What to work on:
Retype all the entries word for word, but omit the pictures.

-- Start --

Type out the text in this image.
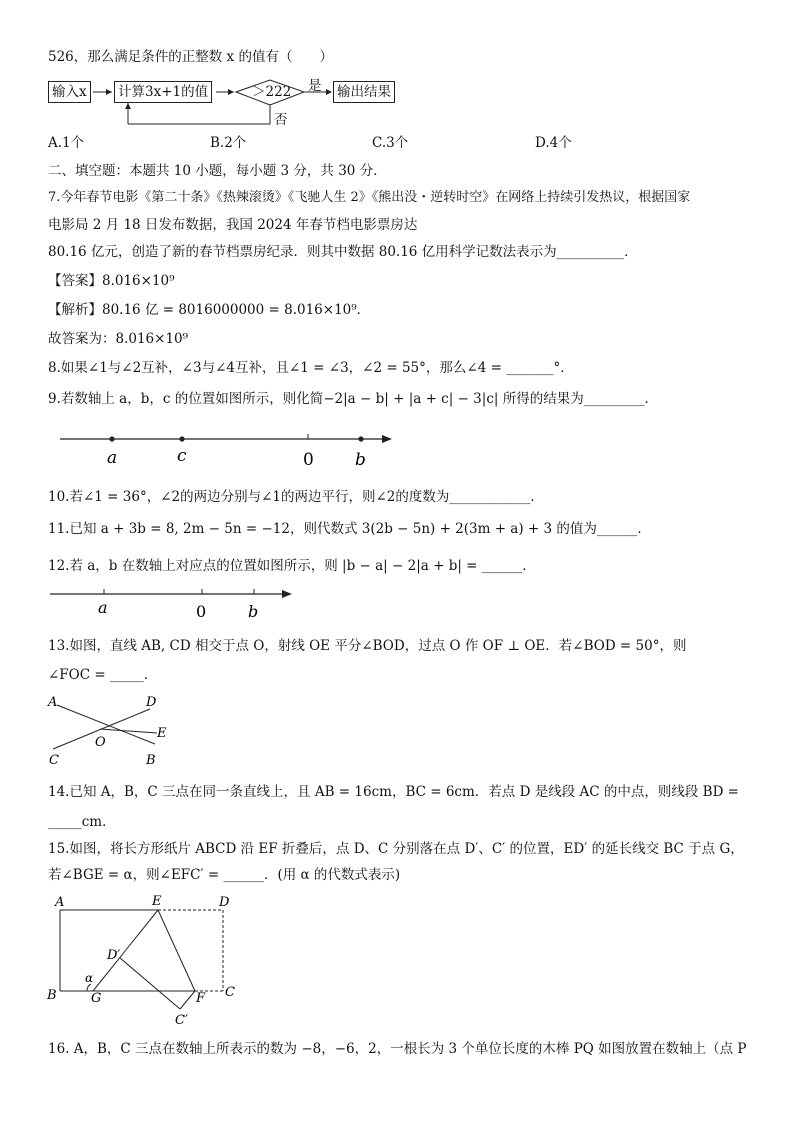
526，那么满足条件的正整数 x 的值有（　　）
输入x 计算3x+1的值	＞222	输出结果
是
否
A.1个	B.2个	C.3个	D.4个
二、填空题：本题共 10 小题，每小题 3 分，共 30 分．
7.今年春节电影《第二十条》《热辣滚烫》《飞驰人生 2》《熊出没・逆转时空》在网络上持续引发热议，根据国家
电影局 2 月 18 日发布数据，我国 2024 年春节档电影票房达
80.16 亿元，创造了新的春节档票房纪录．则其中数据 80.16 亿用科学记数法表示为__________．
【答案】8.016×10⁹
【解析】80.16 亿 = 8016000000 = 8.016×10⁹．
故答案为：8.016×10⁹
8.如果∠1与∠2互补，∠3与∠4互补，且∠1 = ∠3，∠2 = 55°，那么∠4 = _______°．
9.若数轴上 a，b，c 的位置如图所示，则化简−2|a − b| + |a + c| − 3|c| 所得的结果为_________．
a	c	0 b
10.若∠1 = 36°，∠2的两边分别与∠1的两边平行，则∠2的度数为____________．
11.已知 a + 3b = 8, 2m − 5n = −12，则代数式 3(2b − 5n) + 2(3m + a) + 3 的值为______．
12.若 a，b 在数轴上对应点的位置如图所示，则 |b − a| − 2|a + b| = ______．
a	0	b
13.如图，直线 AB, CD 相交于点 O，射线 OE 平分∠BOD，过点 O 作 OF ⊥ OE．若∠BOD = 50°，则
∠FOC = _____．
A	D
E
O
C	B
14.已知 A，B，C 三点在同一条直线上，且 AB = 16cm，BC = 6cm．若点 D 是线段 AC 的中点，则线段 BD =
_____cm．
15.如图，将长方形纸片 ABCD 沿 EF 折叠后，点 D、C 分别落在点 D′、C′ 的位置，ED′ 的延长线交 BC 于点 G，
若∠BGE = α，则∠EFC′ = ______．(用 α 的代数式表示)
A	E	D
D′
α
B	G	F C
C′
16. A，B，C 三点在数轴上所表示的数为 −8，−6，2，一根长为 3 个单位长度的木棒 PQ 如图放置在数轴上（点 P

-- End --

Correct output:
Type out the text in this image.
526，那么满足条件的正整数 x 的值有（　　）
输入x 计算3x+1的值	＞222	输出结果
是
否
A.1个	B.2个	C.3个	D.4个
二、填空题：本题共 10 小题，每小题 3 分，共 30 分．
7.今年春节电影《第二十条》《热辣滚烫》《飞驰人生 2》《熊出没・逆转时空》在网络上持续引发热议，根据国家
电影局 2 月 18 日发布数据，我国 2024 年春节档电影票房达
80.16 亿元，创造了新的春节档票房纪录．则其中数据 80.16 亿用科学记数法表示为__________．
【答案】8.016×10⁹
【解析】80.16 亿 = 8016000000 = 8.016×10⁹．
故答案为：8.016×10⁹
8.如果∠1与∠2互补，∠3与∠4互补，且∠1 = ∠3，∠2 = 55°，那么∠4 = _______°．
9.若数轴上 a，b，c 的位置如图所示，则化简−2|a − b| + |a + c| − 3|c| 所得的结果为_________．
a	c	0 b
10.若∠1 = 36°，∠2的两边分别与∠1的两边平行，则∠2的度数为____________．
11.已知 a + 3b = 8, 2m − 5n = −12，则代数式 3(2b − 5n) + 2(3m + a) + 3 的值为______．
12.若 a，b 在数轴上对应点的位置如图所示，则 |b − a| − 2|a + b| = ______．
a	0	b
13.如图，直线 AB, CD 相交于点 O，射线 OE 平分∠BOD，过点 O 作 OF ⊥ OE．若∠BOD = 50°，则
∠FOC = _____．
A	D
E
O
C	B
14.已知 A，B，C 三点在同一条直线上，且 AB = 16cm，BC = 6cm．若点 D 是线段 AC 的中点，则线段 BD =
_____cm．
15.如图，将长方形纸片 ABCD 沿 EF 折叠后，点 D、C 分别落在点 D′、C′ 的位置，ED′ 的延长线交 BC 于点 G，
若∠BGE = α，则∠EFC′ = ______．(用 α 的代数式表示)
A	E	D
D′
α
B	G	F C
C′
16. A，B，C 三点在数轴上所表示的数为 −8，−6，2，一根长为 3 个单位长度的木棒 PQ 如图放置在数轴上（点 P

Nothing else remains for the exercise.